* [WHAT YOU SHOULD DO]
Repeat the data word for word. Do not include the pictures.

+ + + + +

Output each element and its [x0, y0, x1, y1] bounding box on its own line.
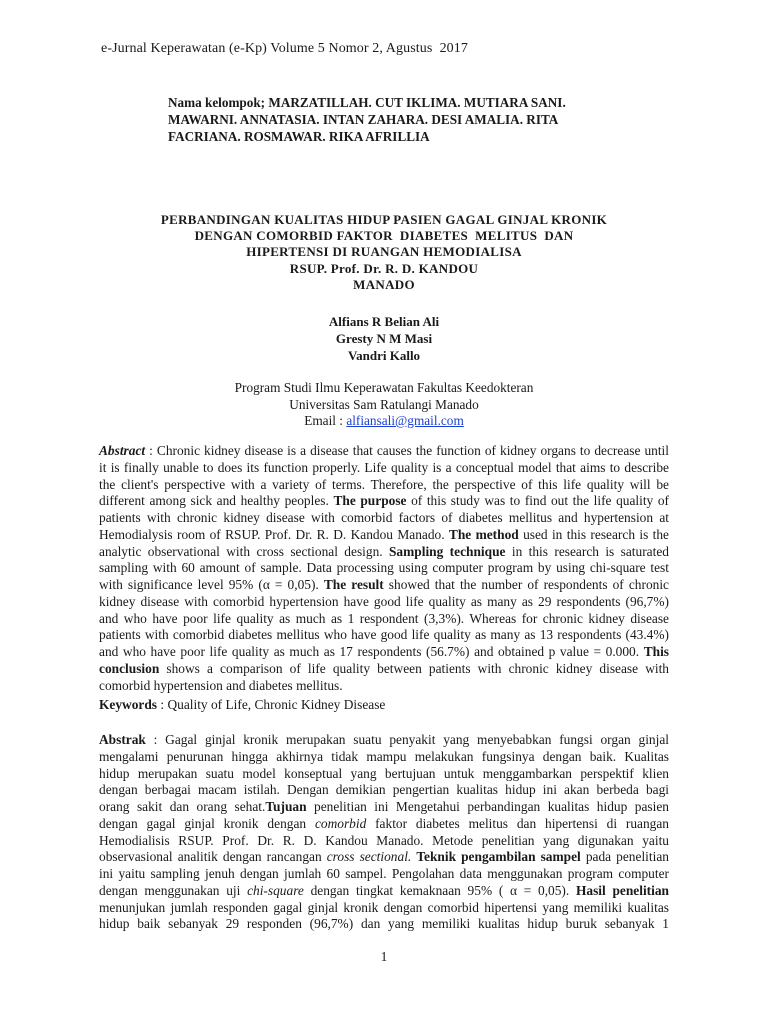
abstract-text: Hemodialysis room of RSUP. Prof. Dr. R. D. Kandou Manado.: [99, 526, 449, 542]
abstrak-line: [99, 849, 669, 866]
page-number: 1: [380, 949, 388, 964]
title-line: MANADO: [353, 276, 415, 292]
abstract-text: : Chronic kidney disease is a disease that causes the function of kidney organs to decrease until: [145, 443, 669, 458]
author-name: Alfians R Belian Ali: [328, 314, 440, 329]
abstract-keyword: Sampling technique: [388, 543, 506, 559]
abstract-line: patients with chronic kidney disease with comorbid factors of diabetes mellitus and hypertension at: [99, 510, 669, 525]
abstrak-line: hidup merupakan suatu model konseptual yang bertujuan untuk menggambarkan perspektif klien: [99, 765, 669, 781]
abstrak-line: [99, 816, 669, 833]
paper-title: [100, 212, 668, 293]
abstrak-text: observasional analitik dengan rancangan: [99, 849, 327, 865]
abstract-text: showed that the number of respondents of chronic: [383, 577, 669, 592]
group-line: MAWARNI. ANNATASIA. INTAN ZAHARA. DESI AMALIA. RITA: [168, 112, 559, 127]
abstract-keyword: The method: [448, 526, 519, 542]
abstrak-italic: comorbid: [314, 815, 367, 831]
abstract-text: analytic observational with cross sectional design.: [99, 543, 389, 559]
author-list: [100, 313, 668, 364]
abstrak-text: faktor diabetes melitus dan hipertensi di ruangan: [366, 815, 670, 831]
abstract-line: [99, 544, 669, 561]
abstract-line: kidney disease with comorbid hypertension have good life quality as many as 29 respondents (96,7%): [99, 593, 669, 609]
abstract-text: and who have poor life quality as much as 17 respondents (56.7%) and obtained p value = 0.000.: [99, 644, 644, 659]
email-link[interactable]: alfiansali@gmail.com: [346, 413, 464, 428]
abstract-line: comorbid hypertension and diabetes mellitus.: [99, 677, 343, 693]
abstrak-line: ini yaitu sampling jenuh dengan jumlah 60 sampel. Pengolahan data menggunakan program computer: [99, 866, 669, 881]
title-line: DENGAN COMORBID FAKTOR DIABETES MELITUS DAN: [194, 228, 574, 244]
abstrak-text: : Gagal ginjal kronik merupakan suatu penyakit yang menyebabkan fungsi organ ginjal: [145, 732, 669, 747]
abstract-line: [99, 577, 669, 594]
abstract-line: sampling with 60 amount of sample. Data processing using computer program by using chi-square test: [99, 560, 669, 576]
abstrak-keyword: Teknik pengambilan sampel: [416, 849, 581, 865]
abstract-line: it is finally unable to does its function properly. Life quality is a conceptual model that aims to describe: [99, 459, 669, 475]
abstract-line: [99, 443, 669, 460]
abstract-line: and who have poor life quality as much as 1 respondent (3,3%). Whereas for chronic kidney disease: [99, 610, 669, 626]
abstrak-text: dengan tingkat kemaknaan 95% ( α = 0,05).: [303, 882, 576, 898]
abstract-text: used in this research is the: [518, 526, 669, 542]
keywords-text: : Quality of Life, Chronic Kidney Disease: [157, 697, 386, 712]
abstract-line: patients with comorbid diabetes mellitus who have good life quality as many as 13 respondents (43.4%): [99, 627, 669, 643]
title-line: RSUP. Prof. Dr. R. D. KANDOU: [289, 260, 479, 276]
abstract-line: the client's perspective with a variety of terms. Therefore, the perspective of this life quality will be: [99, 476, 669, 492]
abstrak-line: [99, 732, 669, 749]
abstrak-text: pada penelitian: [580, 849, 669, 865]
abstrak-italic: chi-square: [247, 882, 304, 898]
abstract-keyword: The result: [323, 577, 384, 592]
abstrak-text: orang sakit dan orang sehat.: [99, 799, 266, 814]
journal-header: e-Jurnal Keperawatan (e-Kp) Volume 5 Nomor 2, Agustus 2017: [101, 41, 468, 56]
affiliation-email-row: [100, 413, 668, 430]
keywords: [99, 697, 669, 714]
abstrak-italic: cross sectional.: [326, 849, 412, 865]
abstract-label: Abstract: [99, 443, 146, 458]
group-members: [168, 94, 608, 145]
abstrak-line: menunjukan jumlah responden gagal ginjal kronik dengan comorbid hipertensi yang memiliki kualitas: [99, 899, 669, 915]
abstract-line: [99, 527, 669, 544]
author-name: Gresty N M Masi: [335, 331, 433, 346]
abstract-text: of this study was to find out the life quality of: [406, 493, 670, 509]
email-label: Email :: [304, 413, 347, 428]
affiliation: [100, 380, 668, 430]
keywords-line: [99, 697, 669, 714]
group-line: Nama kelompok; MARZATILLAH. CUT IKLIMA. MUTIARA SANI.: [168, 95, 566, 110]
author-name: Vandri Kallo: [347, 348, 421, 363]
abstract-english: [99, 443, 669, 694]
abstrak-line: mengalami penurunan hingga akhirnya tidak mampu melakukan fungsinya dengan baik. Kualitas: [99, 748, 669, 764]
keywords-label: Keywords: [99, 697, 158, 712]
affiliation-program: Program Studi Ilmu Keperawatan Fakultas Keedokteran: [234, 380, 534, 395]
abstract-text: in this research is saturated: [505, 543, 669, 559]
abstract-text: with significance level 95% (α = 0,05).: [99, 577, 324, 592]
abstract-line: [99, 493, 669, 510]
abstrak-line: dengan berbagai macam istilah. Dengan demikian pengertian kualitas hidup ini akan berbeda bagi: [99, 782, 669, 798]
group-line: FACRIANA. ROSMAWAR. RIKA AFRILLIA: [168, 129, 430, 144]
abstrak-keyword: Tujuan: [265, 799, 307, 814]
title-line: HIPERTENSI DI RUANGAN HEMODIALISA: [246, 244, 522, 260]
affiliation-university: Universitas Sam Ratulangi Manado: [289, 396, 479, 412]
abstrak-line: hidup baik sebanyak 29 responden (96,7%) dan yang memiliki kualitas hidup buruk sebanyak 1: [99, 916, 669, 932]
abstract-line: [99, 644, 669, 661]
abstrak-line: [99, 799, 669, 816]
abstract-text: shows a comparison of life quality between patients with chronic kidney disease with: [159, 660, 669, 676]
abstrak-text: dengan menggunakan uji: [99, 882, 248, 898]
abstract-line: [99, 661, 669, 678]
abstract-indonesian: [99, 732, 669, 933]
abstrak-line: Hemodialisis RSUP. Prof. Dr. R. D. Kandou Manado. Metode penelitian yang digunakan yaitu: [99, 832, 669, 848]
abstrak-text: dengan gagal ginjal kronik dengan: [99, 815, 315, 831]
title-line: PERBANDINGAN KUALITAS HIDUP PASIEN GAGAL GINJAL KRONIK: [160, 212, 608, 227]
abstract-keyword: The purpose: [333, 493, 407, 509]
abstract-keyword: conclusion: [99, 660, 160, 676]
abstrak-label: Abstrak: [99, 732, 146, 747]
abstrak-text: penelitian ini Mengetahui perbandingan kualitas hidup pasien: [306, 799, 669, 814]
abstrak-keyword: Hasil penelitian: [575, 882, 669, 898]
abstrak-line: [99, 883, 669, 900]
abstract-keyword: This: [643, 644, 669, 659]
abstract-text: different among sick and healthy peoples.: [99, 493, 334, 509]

+ + + + +

* [EXERCISE OUTPUT]
Output each element and its [x0, y0, x1, y1] bounding box on its own line.
abstract-text: Hemodialysis room of RSUP. Prof. Dr. R. D. Kandou Manado.: [99, 526, 449, 542]
abstrak-line: [99, 849, 669, 866]
page-number: 1: [380, 949, 388, 964]
title-line: MANADO: [353, 276, 415, 292]
abstract-text: : Chronic kidney disease is a disease that causes the function of kidney organs to decrease until: [145, 443, 669, 458]
author-name: Alfians R Belian Ali: [328, 314, 440, 329]
abstract-keyword: Sampling technique: [388, 543, 506, 559]
abstract-line: patients with chronic kidney disease with comorbid factors of diabetes mellitus and hypertension at: [99, 510, 669, 525]
abstrak-line: hidup merupakan suatu model konseptual yang bertujuan untuk menggambarkan perspektif klien: [99, 765, 669, 781]
abstrak-line: [99, 816, 669, 833]
paper-title: [100, 212, 668, 293]
abstrak-text: observasional analitik dengan rancangan: [99, 849, 327, 865]
abstract-text: showed that the number of respondents of chronic: [383, 577, 669, 592]
group-line: MAWARNI. ANNATASIA. INTAN ZAHARA. DESI AMALIA. RITA: [168, 112, 559, 127]
abstract-keyword: The method: [448, 526, 519, 542]
abstrak-italic: comorbid: [314, 815, 367, 831]
abstract-text: analytic observational with cross sectional design.: [99, 543, 389, 559]
author-list: [100, 313, 668, 364]
abstrak-text: faktor diabetes melitus dan hipertensi di ruangan: [366, 815, 670, 831]
abstract-line: [99, 544, 669, 561]
abstract-line: kidney disease with comorbid hypertension have good life quality as many as 29 respondents (96,7%): [99, 593, 669, 609]
abstract-text: and who have poor life quality as much as 17 respondents (56.7%) and obtained p value = 0.000.: [99, 644, 644, 659]
email-link[interactable]: alfiansali@gmail.com: [346, 413, 464, 428]
abstract-line: comorbid hypertension and diabetes mellitus.: [99, 677, 343, 693]
abstrak-line: ini yaitu sampling jenuh dengan jumlah 60 sampel. Pengolahan data menggunakan program computer: [99, 866, 669, 881]
title-line: DENGAN COMORBID FAKTOR DIABETES MELITUS DAN: [194, 228, 574, 244]
abstrak-text: : Gagal ginjal kronik merupakan suatu penyakit yang menyebabkan fungsi organ ginjal: [145, 732, 669, 747]
abstract-line: [99, 577, 669, 594]
abstract-line: sampling with 60 amount of sample. Data processing using computer program by using chi-square test: [99, 560, 669, 576]
abstrak-keyword: Teknik pengambilan sampel: [416, 849, 581, 865]
abstract-line: it is finally unable to does its function properly. Life quality is a conceptual model that aims to describe: [99, 459, 669, 475]
abstract-line: [99, 443, 669, 460]
abstract-line: and who have poor life quality as much as 1 respondent (3,3%). Whereas for chronic kidney disease: [99, 610, 669, 626]
abstrak-text: dengan tingkat kemaknaan 95% ( α = 0,05).: [303, 882, 576, 898]
abstract-text: used in this research is the: [518, 526, 669, 542]
keywords-text: : Quality of Life, Chronic Kidney Disease: [157, 697, 386, 712]
abstract-line: patients with comorbid diabetes mellitus who have good life quality as many as 13 respondents (43.4%): [99, 627, 669, 643]
title-line: RSUP. Prof. Dr. R. D. KANDOU: [289, 260, 479, 276]
abstract-line: the client's perspective with a variety of terms. Therefore, the perspective of this life quality will be: [99, 476, 669, 492]
abstrak-line: [99, 732, 669, 749]
abstrak-text: pada penelitian: [580, 849, 669, 865]
abstrak-italic: chi-square: [247, 882, 304, 898]
abstract-keyword: The result: [323, 577, 384, 592]
abstrak-text: orang sakit dan orang sehat.: [99, 799, 266, 814]
journal-header: e-Jurnal Keperawatan (e-Kp) Volume 5 Nomor 2, Agustus 2017: [101, 41, 468, 56]
affiliation-email-row: [100, 413, 668, 430]
keywords: [99, 697, 669, 714]
abstrak-italic: cross sectional.: [326, 849, 412, 865]
abstract-label: Abstract: [99, 443, 146, 458]
group-members: [168, 94, 608, 145]
abstrak-line: menunjukan jumlah responden gagal ginjal kronik dengan comorbid hipertensi yang memiliki kualitas: [99, 899, 669, 915]
abstract-line: [99, 527, 669, 544]
author-name: Gresty N M Masi: [335, 331, 433, 346]
abstract-text: of this study was to find out the life quality of: [406, 493, 670, 509]
email-label: Email :: [304, 413, 347, 428]
affiliation: [100, 380, 668, 430]
keywords-line: [99, 697, 669, 714]
group-line: Nama kelompok; MARZATILLAH. CUT IKLIMA. MUTIARA SANI.: [168, 95, 566, 110]
author-name: Vandri Kallo: [347, 348, 421, 363]
abstract-english: [99, 443, 669, 694]
abstrak-line: mengalami penurunan hingga akhirnya tidak mampu melakukan fungsinya dengan baik. Kualitas: [99, 748, 669, 764]
keywords-label: Keywords: [99, 697, 158, 712]
affiliation-program: Program Studi Ilmu Keperawatan Fakultas Keedokteran: [234, 380, 534, 395]
abstract-text: in this research is saturated: [505, 543, 669, 559]
abstract-text: with significance level 95% (α = 0,05).: [99, 577, 324, 592]
abstract-line: [99, 493, 669, 510]
abstrak-line: dengan berbagai macam istilah. Dengan demikian pengertian kualitas hidup ini akan berbeda bagi: [99, 782, 669, 798]
group-line: FACRIANA. ROSMAWAR. RIKA AFRILLIA: [168, 129, 430, 144]
abstrak-keyword: Tujuan: [265, 799, 307, 814]
title-line: HIPERTENSI DI RUANGAN HEMODIALISA: [246, 244, 522, 260]
affiliation-university: Universitas Sam Ratulangi Manado: [289, 396, 479, 412]
abstrak-line: hidup baik sebanyak 29 responden (96,7%) dan yang memiliki kualitas hidup buruk sebanyak 1: [99, 916, 669, 932]
abstract-line: [99, 644, 669, 661]
abstrak-line: [99, 799, 669, 816]
abstract-text: shows a comparison of life quality between patients with chronic kidney disease with: [159, 660, 669, 676]
abstrak-text: dengan menggunakan uji: [99, 882, 248, 898]
abstract-line: [99, 661, 669, 678]
abstract-indonesian: [99, 732, 669, 933]
abstrak-line: Hemodialisis RSUP. Prof. Dr. R. D. Kandou Manado. Metode penelitian yang digunakan yaitu: [99, 832, 669, 848]
abstrak-text: dengan gagal ginjal kronik dengan: [99, 815, 315, 831]
title-line: PERBANDINGAN KUALITAS HIDUP PASIEN GAGAL GINJAL KRONIK: [160, 212, 608, 227]
abstract-keyword: The purpose: [333, 493, 407, 509]
abstract-keyword: conclusion: [99, 660, 160, 676]
abstrak-label: Abstrak: [99, 732, 146, 747]
abstrak-text: penelitian ini Mengetahui perbandingan kualitas hidup pasien: [306, 799, 669, 814]
abstrak-keyword: Hasil penelitian: [575, 882, 669, 898]
abstrak-line: [99, 883, 669, 900]
abstract-keyword: This: [643, 644, 669, 659]
abstract-text: different among sick and healthy peoples.: [99, 493, 334, 509]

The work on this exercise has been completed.